Records excerpted from a collection:
┌──

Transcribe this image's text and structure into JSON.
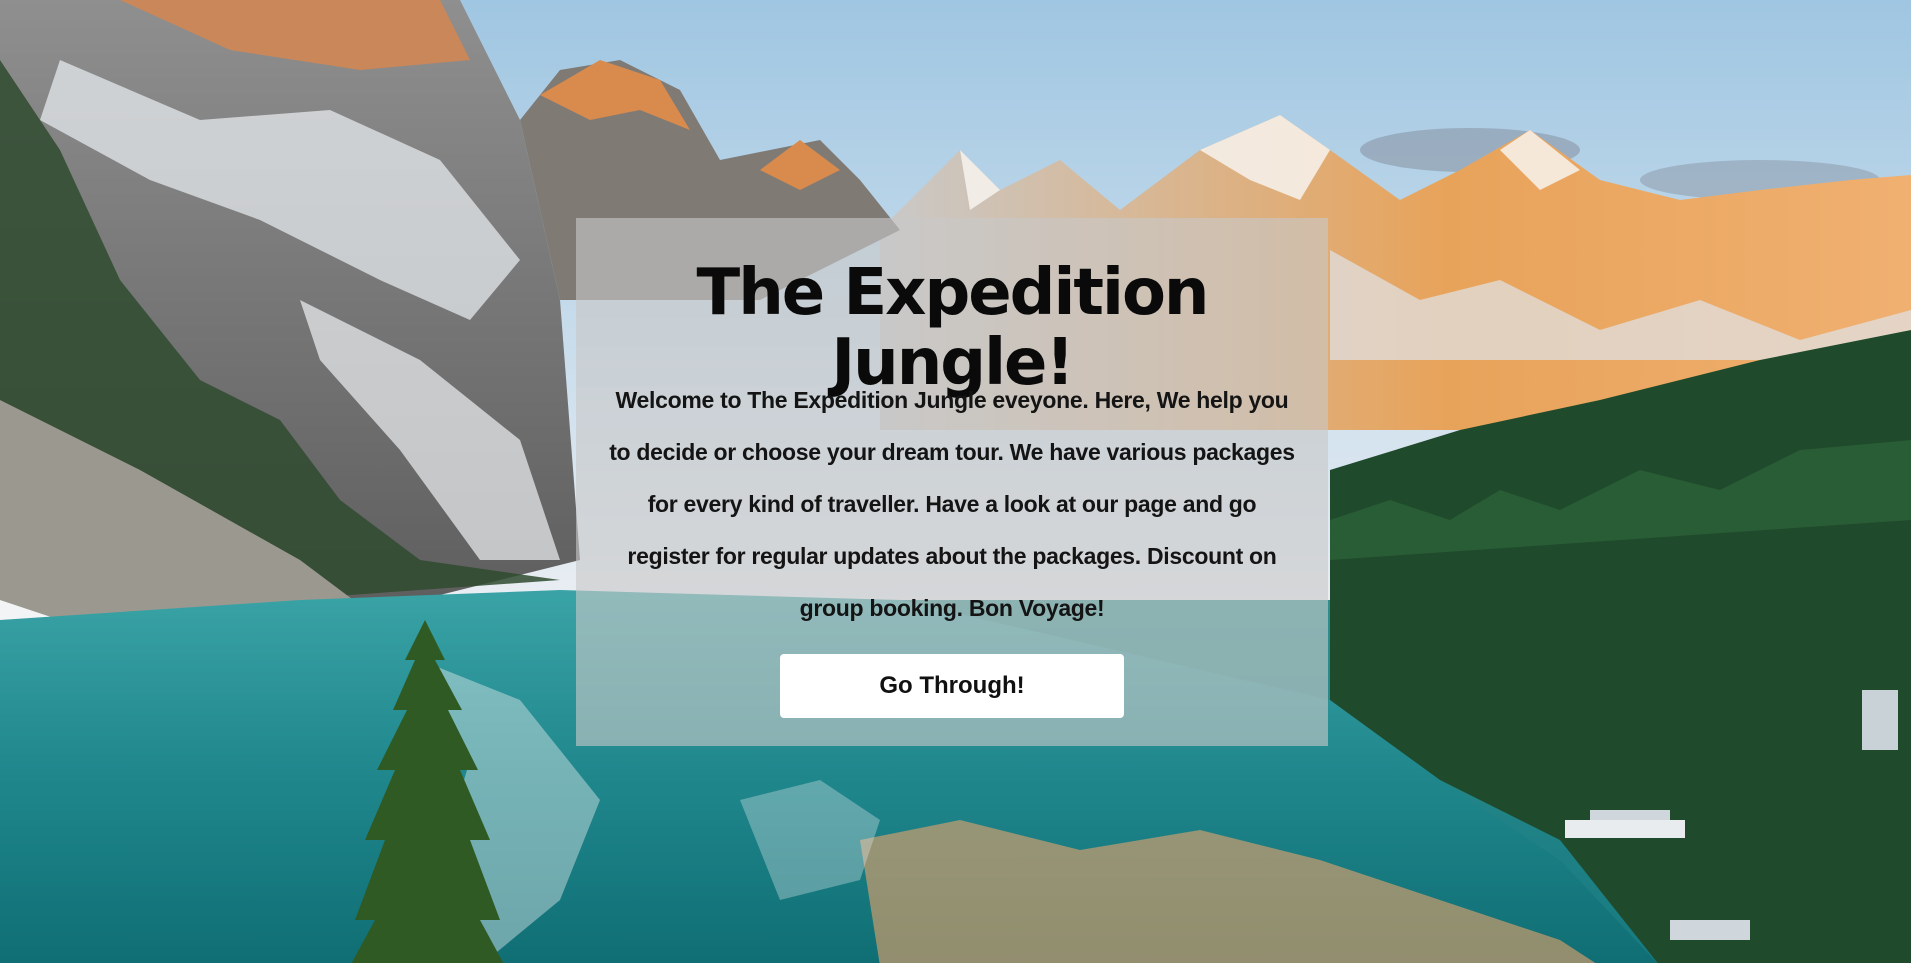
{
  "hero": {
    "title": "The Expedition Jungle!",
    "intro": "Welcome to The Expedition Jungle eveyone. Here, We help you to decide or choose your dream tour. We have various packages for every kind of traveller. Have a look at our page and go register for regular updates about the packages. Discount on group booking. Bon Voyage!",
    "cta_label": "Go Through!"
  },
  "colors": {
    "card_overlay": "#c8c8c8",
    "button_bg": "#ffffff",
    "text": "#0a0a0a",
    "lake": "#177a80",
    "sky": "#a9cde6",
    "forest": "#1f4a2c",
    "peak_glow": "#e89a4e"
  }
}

└──

● **TO DO**: List the lines that contain the word "Jungle".

● **IN RESPONSE**:
    "title": "The Expedition Jungle!",
    "intro": "Welcome to The Expedition Jungle eveyone. Here, We help you to decide or choose your dream tour. We have various packages for every kind of traveller. Have a look at our page and go register for regular updates about the packages. Discount on group booking. Bon Voyage!",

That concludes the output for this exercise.